Exercise inputs.

************

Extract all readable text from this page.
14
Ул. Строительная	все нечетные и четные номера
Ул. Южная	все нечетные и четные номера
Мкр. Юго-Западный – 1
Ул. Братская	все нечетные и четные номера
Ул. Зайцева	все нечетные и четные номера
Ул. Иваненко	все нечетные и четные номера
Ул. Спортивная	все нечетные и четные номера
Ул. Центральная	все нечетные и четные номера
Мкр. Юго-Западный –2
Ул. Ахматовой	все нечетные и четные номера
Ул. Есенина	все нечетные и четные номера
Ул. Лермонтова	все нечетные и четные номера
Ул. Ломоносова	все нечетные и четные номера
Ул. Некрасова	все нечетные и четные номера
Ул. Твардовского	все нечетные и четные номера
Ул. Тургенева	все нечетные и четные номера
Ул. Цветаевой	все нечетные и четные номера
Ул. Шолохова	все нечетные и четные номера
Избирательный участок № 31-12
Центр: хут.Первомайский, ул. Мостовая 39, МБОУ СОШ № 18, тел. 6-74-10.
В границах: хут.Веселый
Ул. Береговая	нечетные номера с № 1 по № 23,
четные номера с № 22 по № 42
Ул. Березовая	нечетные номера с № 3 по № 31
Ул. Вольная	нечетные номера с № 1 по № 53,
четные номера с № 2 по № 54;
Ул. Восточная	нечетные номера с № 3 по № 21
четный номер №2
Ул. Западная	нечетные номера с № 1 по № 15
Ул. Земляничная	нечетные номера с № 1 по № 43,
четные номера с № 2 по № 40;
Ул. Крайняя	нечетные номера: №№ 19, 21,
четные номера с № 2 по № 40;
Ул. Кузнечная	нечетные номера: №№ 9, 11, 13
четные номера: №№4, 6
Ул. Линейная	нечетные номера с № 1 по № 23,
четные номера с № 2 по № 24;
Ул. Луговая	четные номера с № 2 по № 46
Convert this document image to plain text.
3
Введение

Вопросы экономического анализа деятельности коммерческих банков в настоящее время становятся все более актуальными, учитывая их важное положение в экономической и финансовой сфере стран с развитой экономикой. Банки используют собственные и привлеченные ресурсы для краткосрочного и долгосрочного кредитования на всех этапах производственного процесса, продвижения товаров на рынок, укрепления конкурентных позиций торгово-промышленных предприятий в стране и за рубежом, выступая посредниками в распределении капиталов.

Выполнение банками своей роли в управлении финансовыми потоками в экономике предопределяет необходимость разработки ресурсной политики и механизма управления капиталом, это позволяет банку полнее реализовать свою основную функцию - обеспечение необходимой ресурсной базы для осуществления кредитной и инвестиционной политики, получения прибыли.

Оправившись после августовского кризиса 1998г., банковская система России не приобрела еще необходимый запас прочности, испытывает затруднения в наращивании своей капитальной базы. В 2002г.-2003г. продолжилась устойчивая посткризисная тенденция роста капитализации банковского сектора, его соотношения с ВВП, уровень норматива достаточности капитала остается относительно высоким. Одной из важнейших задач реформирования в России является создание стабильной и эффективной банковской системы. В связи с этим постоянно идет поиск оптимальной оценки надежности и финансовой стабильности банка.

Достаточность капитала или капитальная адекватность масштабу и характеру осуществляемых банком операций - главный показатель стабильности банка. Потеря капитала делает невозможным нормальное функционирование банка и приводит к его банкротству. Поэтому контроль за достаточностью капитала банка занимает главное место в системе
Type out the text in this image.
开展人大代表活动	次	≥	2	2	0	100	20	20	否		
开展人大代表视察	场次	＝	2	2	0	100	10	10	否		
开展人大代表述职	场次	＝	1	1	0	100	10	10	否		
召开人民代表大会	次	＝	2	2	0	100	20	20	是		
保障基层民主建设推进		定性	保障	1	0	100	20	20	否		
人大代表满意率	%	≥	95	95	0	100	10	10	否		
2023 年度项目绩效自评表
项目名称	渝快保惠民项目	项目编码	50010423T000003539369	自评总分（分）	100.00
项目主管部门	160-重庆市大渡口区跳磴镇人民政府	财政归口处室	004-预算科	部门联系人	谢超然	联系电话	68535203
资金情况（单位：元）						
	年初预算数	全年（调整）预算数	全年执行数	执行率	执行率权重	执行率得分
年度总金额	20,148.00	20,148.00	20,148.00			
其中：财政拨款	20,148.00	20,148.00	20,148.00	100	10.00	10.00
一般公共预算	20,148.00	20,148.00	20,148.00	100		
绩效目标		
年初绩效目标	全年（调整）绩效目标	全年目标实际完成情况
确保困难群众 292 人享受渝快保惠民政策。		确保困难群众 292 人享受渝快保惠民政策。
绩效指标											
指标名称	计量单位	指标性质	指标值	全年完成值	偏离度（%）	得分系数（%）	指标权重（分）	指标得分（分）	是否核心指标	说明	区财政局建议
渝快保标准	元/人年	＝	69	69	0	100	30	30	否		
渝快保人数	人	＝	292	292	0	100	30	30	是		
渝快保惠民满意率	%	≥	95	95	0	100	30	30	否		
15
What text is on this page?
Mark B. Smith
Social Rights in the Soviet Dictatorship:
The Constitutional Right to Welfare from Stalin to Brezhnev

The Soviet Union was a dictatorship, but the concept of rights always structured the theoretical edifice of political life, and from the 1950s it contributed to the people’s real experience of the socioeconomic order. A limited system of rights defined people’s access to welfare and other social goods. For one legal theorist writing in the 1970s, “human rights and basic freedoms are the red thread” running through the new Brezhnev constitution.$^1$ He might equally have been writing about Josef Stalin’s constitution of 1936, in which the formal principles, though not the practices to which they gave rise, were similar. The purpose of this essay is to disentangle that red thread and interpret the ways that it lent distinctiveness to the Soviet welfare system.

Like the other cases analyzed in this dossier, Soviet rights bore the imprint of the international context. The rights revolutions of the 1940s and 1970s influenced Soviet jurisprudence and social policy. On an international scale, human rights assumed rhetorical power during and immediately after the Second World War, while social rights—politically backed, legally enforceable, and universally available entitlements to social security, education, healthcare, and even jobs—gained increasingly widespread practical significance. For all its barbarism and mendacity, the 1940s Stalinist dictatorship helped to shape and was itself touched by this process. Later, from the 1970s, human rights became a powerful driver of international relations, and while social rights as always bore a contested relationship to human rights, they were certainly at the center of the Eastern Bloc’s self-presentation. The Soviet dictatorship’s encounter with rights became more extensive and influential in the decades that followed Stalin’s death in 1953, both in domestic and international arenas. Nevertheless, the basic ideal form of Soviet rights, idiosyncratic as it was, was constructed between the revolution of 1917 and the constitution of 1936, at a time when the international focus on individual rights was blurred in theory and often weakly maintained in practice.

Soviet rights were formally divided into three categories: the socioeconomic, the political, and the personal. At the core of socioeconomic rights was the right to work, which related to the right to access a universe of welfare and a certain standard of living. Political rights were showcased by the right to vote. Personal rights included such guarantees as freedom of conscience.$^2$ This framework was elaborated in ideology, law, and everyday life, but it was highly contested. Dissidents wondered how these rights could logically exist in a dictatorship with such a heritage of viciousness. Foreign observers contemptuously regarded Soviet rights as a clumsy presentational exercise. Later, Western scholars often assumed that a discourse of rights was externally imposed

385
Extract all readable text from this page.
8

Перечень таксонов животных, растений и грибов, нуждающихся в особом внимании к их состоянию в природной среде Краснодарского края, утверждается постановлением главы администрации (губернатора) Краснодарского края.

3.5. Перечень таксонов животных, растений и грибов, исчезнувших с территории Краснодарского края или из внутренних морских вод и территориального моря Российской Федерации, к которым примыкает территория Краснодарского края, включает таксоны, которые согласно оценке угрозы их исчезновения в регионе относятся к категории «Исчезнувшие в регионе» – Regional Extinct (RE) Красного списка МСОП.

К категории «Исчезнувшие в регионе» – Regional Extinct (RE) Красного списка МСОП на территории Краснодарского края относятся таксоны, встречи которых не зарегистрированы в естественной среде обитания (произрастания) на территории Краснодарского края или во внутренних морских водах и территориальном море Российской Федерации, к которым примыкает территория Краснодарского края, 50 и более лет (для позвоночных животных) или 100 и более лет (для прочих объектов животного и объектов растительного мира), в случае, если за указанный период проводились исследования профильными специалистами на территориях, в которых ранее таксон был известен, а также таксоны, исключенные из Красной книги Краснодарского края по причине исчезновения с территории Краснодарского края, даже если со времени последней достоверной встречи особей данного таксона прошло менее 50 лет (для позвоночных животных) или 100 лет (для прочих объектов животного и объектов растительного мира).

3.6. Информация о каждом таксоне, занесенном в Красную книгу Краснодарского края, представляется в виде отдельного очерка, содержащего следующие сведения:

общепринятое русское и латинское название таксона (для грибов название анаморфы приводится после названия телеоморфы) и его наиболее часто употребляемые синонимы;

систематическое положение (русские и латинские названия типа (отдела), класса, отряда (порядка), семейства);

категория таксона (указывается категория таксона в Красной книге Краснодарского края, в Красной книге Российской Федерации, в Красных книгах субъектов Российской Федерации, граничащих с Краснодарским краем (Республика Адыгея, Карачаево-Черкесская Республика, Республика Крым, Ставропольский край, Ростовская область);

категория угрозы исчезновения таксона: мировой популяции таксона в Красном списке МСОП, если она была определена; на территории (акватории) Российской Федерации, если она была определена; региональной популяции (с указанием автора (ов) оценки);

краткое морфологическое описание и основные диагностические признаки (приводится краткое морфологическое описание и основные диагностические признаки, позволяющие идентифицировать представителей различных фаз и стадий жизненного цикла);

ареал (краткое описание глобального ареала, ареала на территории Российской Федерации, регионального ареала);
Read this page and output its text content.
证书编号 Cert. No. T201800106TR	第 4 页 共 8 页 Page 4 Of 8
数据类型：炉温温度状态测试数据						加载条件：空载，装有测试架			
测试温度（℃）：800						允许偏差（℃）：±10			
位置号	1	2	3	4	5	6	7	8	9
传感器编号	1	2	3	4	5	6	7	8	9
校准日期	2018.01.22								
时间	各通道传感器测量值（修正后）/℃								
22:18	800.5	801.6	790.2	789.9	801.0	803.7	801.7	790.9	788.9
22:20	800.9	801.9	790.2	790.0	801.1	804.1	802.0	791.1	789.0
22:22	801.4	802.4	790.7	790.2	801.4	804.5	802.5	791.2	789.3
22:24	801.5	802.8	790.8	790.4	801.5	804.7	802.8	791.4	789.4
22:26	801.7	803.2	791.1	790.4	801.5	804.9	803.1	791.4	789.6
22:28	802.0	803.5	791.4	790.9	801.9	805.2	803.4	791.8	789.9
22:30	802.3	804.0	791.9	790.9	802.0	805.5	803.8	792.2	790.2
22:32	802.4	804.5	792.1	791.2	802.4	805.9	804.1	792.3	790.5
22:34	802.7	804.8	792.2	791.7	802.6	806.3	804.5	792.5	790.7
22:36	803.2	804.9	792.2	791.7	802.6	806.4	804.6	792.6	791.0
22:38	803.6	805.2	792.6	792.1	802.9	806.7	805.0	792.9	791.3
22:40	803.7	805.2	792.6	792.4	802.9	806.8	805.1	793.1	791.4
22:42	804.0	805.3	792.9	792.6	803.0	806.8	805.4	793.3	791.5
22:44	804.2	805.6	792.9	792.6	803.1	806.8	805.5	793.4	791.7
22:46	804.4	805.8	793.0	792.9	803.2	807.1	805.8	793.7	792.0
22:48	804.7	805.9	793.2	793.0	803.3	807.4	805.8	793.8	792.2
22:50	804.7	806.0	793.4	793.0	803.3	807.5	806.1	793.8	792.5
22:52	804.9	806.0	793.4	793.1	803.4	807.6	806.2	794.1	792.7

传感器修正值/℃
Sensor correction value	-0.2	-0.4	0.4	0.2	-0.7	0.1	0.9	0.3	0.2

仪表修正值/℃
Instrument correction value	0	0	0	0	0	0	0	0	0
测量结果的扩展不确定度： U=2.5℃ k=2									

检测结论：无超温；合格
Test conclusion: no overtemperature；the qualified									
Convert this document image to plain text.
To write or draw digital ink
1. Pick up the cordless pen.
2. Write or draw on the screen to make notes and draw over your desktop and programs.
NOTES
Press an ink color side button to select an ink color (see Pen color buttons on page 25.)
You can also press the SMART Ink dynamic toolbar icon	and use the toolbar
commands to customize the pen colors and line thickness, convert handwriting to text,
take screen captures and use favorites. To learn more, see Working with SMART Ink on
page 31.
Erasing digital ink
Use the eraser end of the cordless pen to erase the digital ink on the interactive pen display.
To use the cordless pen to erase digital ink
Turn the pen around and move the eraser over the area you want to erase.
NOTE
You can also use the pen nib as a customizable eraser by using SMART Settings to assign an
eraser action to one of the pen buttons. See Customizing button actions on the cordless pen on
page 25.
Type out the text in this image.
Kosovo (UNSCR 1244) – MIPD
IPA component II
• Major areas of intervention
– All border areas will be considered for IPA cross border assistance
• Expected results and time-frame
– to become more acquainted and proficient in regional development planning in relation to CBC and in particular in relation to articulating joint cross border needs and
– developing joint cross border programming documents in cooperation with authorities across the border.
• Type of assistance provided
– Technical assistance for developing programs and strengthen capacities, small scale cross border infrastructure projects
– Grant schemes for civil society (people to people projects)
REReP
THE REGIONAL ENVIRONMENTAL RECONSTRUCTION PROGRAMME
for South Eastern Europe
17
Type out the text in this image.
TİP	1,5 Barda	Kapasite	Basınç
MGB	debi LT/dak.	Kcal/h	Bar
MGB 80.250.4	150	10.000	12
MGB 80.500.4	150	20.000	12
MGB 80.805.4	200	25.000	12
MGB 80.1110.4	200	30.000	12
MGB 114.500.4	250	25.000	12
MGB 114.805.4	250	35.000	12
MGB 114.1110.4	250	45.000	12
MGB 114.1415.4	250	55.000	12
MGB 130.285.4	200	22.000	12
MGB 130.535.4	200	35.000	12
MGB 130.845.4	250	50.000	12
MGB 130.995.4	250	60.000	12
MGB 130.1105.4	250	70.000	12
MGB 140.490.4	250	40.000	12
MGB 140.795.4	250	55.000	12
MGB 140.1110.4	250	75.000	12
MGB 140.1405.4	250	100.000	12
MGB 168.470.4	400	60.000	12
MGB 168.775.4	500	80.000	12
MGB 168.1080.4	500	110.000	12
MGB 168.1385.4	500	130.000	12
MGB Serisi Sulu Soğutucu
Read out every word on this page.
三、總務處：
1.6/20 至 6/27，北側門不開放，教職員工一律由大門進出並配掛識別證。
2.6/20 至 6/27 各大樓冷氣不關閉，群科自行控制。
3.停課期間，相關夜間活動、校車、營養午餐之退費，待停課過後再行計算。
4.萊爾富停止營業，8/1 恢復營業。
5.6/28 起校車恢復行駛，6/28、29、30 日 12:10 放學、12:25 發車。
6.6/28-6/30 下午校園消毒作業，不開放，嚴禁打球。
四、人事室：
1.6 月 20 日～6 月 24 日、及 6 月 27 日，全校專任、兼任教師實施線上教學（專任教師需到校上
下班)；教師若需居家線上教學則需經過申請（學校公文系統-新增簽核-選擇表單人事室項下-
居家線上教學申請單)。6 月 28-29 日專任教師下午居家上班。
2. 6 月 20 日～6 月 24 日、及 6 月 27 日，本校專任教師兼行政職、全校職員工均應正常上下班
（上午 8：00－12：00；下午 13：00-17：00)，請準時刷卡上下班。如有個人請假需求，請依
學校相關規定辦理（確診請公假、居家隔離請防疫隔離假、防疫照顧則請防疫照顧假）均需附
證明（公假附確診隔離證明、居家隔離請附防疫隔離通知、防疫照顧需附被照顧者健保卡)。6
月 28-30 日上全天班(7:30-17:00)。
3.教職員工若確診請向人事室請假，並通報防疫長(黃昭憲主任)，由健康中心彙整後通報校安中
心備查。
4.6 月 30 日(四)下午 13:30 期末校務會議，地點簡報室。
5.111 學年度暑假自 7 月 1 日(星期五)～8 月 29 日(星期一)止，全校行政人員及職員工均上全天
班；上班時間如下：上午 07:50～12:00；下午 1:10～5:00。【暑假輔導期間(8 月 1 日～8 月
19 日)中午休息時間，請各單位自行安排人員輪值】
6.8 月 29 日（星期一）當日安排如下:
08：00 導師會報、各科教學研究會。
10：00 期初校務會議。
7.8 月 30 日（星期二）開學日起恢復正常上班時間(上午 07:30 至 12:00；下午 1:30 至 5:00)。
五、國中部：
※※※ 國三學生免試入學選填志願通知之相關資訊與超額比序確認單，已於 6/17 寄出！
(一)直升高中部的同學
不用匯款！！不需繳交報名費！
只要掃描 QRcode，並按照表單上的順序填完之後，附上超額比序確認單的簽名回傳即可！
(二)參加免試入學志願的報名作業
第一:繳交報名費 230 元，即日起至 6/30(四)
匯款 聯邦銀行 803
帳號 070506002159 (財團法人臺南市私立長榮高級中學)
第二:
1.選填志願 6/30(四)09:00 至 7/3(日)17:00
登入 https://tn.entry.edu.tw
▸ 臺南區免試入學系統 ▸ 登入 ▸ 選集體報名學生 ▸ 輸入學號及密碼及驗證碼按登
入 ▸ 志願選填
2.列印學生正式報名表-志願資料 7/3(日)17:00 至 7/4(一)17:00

************

What to produce.
Each line in the listing above that contains "developing" should be copied.

Solution to the problem.
– developing joint cross border programming documents in cooperation with authorities across the border.
– Technical assistance for developing programs and strengthen capacities, small scale cross border infrastructure projects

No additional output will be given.